Do this: Copy out all lines where "message" appears.

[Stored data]
>> BEGIN

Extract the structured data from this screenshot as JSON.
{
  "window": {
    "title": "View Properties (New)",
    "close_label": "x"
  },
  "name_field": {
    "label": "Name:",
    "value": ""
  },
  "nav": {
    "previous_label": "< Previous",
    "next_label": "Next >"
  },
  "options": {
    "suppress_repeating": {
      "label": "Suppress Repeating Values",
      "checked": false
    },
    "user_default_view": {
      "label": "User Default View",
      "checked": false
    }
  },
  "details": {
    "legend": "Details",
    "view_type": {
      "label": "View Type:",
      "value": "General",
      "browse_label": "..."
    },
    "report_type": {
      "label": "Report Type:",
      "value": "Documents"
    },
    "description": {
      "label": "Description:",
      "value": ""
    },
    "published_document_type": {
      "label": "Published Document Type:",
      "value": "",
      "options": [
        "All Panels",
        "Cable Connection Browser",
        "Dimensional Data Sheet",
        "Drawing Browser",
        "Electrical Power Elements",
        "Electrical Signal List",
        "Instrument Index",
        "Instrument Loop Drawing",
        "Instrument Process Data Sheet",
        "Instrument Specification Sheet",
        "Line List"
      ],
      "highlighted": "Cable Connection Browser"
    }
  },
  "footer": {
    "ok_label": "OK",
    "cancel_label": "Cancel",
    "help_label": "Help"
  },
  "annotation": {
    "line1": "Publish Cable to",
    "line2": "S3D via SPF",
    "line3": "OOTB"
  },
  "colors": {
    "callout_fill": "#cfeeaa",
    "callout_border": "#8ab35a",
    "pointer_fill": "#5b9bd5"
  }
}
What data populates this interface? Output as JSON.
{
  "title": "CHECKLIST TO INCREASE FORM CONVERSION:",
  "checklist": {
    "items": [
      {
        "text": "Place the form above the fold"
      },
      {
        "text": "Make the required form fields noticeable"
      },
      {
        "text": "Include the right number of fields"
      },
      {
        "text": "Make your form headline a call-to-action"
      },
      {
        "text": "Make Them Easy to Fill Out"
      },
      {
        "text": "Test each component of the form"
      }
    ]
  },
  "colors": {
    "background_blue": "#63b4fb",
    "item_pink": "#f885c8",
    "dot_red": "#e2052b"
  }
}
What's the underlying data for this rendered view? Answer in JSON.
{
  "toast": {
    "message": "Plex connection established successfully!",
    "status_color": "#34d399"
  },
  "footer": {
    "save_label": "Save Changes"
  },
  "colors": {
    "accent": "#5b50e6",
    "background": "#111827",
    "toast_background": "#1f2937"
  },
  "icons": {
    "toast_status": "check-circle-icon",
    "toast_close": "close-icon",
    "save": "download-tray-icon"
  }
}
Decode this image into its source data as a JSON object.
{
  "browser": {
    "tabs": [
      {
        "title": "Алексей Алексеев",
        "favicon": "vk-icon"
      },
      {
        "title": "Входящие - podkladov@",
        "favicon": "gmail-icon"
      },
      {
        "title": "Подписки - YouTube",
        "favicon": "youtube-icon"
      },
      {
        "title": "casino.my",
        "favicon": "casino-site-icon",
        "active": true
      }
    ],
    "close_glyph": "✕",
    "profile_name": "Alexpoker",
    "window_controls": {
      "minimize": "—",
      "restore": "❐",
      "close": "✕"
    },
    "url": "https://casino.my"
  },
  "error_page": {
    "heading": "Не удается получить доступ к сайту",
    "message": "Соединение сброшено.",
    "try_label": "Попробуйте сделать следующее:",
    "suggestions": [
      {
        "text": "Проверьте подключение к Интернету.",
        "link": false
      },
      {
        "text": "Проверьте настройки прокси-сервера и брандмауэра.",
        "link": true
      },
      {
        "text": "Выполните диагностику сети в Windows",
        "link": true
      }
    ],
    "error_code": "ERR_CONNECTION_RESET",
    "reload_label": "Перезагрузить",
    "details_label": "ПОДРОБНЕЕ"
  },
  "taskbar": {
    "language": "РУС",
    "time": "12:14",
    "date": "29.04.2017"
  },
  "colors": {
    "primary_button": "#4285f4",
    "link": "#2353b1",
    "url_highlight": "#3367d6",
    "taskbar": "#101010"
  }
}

>> END

Solution to this problem:
    "message": "Plex connection established successfully!",
    "message": "Соединение сброшено.",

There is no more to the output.